Copy out every line of the records below word for word, leaving out the pictures.

# START OF Task inputs

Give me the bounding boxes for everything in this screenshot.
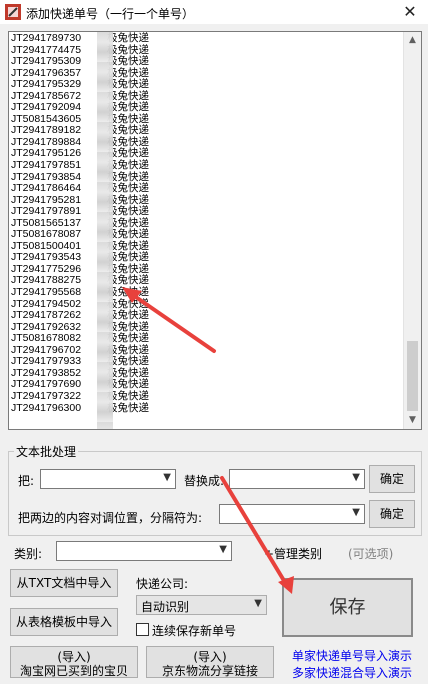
arrow-to-save-head <box>278 576 294 594</box>
annotation-arrows <box>122 287 294 594</box>
arrow-to-save <box>220 476 288 586</box>
arrow-to-list <box>128 291 216 353</box>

# END OF Task inputs

**Final answer**:
Give me the bounding boxes for everything in this screenshot.
arrow-to-save-head <box>278 576 294 594</box>
annotation-arrows <box>122 287 294 594</box>
arrow-to-save <box>220 476 288 586</box>
arrow-to-list <box>128 291 216 353</box>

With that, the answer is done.